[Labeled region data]
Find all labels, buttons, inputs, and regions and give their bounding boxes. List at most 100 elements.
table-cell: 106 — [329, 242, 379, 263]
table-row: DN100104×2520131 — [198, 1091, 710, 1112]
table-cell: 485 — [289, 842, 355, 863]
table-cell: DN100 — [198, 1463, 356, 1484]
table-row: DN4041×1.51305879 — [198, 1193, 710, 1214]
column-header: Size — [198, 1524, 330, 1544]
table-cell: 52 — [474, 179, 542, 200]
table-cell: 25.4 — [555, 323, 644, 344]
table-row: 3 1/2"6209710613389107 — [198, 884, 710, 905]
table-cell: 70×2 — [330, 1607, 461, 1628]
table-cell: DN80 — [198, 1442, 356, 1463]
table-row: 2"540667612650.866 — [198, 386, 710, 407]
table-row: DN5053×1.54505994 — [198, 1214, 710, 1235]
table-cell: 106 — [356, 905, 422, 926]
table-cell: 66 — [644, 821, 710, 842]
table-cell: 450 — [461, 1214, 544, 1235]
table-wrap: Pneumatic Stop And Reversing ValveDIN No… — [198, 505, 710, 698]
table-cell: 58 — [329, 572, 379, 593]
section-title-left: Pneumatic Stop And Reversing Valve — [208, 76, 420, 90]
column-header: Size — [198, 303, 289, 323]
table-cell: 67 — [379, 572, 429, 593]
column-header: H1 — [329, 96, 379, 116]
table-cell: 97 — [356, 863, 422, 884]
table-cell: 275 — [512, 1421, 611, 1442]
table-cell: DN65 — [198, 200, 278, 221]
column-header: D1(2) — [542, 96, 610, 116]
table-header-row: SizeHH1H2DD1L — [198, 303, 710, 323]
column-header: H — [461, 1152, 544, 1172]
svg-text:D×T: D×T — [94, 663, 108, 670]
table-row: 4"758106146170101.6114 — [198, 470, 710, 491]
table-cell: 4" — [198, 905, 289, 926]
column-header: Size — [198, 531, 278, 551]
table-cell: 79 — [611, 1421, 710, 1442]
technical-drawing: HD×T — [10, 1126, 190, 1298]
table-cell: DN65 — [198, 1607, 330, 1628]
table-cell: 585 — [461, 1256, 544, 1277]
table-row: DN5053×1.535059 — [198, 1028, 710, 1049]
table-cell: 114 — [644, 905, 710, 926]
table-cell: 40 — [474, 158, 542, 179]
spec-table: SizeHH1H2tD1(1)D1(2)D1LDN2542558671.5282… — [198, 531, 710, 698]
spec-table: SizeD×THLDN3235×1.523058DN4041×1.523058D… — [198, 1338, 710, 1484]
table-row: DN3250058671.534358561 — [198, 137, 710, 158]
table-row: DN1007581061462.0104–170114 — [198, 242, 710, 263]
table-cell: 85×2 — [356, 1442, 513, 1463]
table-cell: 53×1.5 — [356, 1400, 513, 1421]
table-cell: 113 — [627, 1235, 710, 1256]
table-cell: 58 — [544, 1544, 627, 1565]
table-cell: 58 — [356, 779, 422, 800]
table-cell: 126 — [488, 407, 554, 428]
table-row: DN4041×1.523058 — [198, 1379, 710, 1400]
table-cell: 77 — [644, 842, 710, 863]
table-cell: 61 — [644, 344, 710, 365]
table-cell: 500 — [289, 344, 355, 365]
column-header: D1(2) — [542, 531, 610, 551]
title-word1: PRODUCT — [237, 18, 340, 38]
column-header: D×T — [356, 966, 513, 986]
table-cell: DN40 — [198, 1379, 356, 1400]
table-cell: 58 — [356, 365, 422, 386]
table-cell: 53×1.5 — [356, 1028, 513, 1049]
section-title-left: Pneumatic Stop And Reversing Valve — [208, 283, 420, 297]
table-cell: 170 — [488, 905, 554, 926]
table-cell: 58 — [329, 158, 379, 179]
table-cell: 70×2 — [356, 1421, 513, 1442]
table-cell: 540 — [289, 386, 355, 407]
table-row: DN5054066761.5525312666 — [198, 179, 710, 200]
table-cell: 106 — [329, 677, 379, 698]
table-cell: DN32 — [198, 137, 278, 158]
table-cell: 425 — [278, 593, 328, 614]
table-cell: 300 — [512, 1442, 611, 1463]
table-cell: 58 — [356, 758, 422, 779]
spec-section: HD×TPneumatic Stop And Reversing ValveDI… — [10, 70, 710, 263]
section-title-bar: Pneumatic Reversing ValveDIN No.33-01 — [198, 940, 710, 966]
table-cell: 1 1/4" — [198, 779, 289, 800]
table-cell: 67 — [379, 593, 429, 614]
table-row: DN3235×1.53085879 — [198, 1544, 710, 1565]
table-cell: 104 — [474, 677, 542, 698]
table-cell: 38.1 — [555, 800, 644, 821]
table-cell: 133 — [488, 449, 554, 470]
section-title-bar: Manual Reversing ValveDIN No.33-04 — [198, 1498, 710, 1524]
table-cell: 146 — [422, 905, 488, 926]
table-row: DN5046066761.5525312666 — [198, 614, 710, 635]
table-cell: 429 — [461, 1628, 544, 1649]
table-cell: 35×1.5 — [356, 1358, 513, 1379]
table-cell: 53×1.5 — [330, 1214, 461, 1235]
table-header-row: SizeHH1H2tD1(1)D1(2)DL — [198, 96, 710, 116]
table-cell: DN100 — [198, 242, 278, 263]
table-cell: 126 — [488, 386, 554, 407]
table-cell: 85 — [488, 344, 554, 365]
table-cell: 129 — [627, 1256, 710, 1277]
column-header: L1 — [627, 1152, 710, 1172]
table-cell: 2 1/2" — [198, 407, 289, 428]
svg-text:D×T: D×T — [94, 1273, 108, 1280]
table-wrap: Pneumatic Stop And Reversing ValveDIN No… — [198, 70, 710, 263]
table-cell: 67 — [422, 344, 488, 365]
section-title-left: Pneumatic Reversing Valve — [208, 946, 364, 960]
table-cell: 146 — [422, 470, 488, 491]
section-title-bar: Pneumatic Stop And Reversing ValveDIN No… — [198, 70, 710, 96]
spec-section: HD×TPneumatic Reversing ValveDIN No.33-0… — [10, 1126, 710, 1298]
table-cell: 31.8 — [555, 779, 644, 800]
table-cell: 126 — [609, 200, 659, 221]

### PROBLEM DESCRIPTION
Can you revise the data starting at its first line and ending at the line containing "table-cell: 275 — [512, 1421, 611, 1442]", swapping "column-header" for "column-label" and leaving everything else unchanged?

### ANSWER
Find all labels, buttons, inputs, and regions and give their bounding boxes. List at most 100 elements.
table-cell: 106 — [329, 242, 379, 263]
table-row: DN100104×2520131 — [198, 1091, 710, 1112]
table-cell: 485 — [289, 842, 355, 863]
table-cell: DN100 — [198, 1463, 356, 1484]
table-row: DN4041×1.51305879 — [198, 1193, 710, 1214]
column-label: Size — [198, 1524, 330, 1544]
table-cell: 52 — [474, 179, 542, 200]
table-cell: 25.4 — [555, 323, 644, 344]
table-row: 3 1/2"6209710613389107 — [198, 884, 710, 905]
table-cell: 70×2 — [330, 1607, 461, 1628]
table-cell: DN80 — [198, 1442, 356, 1463]
table-row: 2"540667612650.866 — [198, 386, 710, 407]
table-row: DN5053×1.54505994 — [198, 1214, 710, 1235]
table-cell: 106 — [356, 905, 422, 926]
table-cell: 66 — [644, 821, 710, 842]
table-cell: 450 — [461, 1214, 544, 1235]
table-wrap: Pneumatic Stop And Reversing ValveDIN No… — [198, 505, 710, 698]
table-cell: 58 — [329, 572, 379, 593]
section-title-left: Pneumatic Stop And Reversing Valve — [208, 76, 420, 90]
column-label: Size — [198, 303, 289, 323]
table-cell: 67 — [379, 572, 429, 593]
column-label: H1 — [329, 96, 379, 116]
table-cell: 97 — [356, 863, 422, 884]
table-cell: 275 — [512, 1421, 611, 1442]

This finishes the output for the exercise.